TASKS TO CARRY OUT -
1 > Set down the stretch of the Bayesian clustering post from "I want to apply" through "undertook this task.", word for word.
2 > Turn the records, from their first line through the line containing "b-category-line: OGD [158, 351, 180, 373]", into a Markdown table with the columns Row and Line. Leave out blank lines.

#### PAGE TEXT ####

Why does MAP vastly outperform sample in bayesian clustering?

I want to apply bayesian statistics in the context of clustering and decided to use normal mixture models for this purpose. The context that I want to use this needs a bit more generality than regular gaussian mixture models available in other packages (see below), hence why I undertook this task.

I put together a model that performs very similar to sklearn’s mixture.GaussianMixture when one uses regular clustering centers as initial values and centers of the normal distribution priors (still quite vague prior around these though, that is large SDs, see below) and uses find_MAP().

On the otherhand sample returns completely weird results unless you very specifically guide the priors. I will show the model before I write more:

def bayesian_clustering(data, nclusters_fit, conc=1, mu_sigma=10, alpha=2,
                        beta=1, est_centers=None, sample=False):
  
    '''
    est_centers if supplied must be of shape nclusters_fit, ndims
    where ndims = data.shape[1]. It is purpose to supply precalculated
    cluster centers (such as from k-means etc) as guidance to the system.
    By increasing mu_sigma or decreasing it you can determine how soft the
    guidance will be (smaller values are more informative and more guidance).

#### PROVIDED RECORDS ####

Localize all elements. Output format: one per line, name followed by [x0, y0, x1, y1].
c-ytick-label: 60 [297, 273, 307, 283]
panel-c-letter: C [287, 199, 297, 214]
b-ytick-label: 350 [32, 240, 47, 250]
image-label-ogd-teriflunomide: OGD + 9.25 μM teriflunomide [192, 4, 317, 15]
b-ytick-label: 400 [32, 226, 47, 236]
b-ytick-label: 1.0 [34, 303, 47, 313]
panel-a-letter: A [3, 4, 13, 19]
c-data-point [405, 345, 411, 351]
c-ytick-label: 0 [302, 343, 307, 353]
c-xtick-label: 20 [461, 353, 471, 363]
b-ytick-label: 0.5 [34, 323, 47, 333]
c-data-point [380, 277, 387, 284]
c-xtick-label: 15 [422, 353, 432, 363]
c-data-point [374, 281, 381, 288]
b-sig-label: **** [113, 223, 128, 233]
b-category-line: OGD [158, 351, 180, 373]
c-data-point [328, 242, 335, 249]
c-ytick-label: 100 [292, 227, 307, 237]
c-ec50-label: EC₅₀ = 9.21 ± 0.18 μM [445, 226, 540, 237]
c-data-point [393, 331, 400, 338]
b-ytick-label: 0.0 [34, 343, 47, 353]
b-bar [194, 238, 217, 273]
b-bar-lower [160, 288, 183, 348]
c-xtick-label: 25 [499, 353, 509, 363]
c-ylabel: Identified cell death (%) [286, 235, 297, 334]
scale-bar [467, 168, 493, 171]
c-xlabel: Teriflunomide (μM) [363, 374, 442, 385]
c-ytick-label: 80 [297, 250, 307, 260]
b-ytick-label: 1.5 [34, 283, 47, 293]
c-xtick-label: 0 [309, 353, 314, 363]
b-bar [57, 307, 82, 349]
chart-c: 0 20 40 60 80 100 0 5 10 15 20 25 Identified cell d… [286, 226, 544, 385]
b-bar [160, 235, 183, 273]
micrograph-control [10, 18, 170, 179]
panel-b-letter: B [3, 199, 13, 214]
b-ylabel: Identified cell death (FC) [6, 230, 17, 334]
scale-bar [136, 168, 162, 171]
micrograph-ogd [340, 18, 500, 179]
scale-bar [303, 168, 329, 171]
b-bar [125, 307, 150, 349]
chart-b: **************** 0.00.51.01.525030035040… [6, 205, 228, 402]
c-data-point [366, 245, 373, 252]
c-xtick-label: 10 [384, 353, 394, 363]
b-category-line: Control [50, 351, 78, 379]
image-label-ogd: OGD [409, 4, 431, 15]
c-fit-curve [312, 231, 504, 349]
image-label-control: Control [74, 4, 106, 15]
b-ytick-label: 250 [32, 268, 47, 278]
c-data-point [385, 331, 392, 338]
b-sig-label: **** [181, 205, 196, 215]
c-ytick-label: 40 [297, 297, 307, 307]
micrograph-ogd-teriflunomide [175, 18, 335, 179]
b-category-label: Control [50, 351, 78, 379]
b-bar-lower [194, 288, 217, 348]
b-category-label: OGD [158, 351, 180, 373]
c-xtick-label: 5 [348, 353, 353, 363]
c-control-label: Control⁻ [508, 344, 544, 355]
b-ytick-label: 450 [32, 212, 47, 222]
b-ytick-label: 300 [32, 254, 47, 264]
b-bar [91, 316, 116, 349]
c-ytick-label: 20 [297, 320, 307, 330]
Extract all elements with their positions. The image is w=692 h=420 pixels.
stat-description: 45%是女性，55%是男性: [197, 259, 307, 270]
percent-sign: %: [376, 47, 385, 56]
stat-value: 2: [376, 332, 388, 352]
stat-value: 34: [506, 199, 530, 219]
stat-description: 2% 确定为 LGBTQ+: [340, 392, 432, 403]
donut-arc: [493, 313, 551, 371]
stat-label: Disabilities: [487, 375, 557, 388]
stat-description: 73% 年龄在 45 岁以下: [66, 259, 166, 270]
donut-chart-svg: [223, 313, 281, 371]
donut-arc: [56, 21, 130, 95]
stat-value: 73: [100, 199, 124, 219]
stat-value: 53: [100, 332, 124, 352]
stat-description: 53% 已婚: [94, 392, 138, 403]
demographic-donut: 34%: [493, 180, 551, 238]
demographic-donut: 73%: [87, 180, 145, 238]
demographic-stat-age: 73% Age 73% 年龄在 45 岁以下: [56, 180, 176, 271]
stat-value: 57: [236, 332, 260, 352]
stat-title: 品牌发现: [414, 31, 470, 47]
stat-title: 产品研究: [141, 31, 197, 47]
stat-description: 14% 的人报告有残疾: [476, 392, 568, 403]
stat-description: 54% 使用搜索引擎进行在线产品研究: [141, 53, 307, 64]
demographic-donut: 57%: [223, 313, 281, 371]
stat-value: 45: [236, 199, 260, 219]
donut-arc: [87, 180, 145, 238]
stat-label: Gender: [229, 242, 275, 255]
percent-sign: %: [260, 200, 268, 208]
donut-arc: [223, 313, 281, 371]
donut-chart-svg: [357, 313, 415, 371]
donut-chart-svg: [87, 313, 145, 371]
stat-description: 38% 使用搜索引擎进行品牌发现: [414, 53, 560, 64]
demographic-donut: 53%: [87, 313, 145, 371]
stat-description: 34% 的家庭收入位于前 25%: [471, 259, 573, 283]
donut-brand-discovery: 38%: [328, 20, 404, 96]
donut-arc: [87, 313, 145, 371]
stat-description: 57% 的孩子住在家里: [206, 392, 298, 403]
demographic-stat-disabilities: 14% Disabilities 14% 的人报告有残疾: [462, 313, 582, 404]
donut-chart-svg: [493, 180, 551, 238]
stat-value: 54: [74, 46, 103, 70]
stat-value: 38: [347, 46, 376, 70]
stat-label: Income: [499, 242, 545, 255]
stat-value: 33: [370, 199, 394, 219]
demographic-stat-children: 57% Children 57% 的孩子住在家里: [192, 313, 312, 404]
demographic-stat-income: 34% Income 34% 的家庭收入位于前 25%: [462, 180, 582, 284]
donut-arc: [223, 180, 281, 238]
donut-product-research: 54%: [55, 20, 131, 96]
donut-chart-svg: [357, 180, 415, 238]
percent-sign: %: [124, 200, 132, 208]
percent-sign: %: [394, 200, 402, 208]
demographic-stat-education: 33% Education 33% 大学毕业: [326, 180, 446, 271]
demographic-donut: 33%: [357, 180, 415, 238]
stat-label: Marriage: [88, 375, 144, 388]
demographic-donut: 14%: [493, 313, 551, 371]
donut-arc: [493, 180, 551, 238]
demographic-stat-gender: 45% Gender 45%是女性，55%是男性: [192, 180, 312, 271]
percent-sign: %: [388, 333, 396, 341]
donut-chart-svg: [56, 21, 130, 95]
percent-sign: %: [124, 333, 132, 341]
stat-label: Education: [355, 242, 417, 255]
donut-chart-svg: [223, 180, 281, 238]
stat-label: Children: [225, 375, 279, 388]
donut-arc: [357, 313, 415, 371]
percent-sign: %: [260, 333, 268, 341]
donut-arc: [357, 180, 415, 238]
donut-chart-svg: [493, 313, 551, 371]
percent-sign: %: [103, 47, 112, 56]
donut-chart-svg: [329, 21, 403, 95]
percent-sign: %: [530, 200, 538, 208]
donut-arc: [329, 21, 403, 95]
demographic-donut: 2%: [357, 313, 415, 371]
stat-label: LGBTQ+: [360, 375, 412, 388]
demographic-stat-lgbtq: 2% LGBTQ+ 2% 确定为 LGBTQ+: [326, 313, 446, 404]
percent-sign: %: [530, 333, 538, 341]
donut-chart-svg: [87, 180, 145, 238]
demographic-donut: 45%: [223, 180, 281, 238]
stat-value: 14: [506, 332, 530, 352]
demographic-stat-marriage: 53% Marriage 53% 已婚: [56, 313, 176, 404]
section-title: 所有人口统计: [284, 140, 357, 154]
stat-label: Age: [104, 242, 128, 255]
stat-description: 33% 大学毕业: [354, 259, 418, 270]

####

COMPLETE ANSWERS -
1 >
I want to apply bayesian statistics in the context of clustering and decided to use normal mixture models for this purpose. The context that I want to use this needs a bit more generality than regular gaussian mixture models available in other packages (see below), hence why I undertook this task.

2 >
| Row | Line |
|---|---|
| 1 | Localize all elements. Output format: one per line, name followed by [x0, y0, x1, y1]. |
| 2 | c-ytick-label: 60 [297, 273, 307, 283] |
| 3 | panel-c-letter: C [287, 199, 297, 214] |
| 4 | b-ytick-label: 350 [32, 240, 47, 250] |
| 5 | image-label-ogd-teriflunomide: OGD + 9.25 μM teriflunomide [192, 4, 317, 15] |
| 6 | b-ytick-label: 400 [32, 226, 47, 236] |
| 7 | b-ytick-label: 1.0 [34, 303, 47, 313] |
| 8 | panel-a-letter: A [3, 4, 13, 19] |
| 9 | c-data-point [405, 345, 411, 351] |
| 10 | c-ytick-label: 0 [302, 343, 307, 353] |
| 11 | c-xtick-label: 20 [461, 353, 471, 363] |
| 12 | b-ytick-label: 0.5 [34, 323, 47, 333] |
| 13 | c-data-point [380, 277, 387, 284] |
| 14 | c-xtick-label: 15 [422, 353, 432, 363] |
| 15 | c-data-point [374, 281, 381, 288] |
| 16 | b-sig-label: **** [113, 223, 128, 233] |
| 17 | b-category-line: OGD [158, 351, 180, 373] |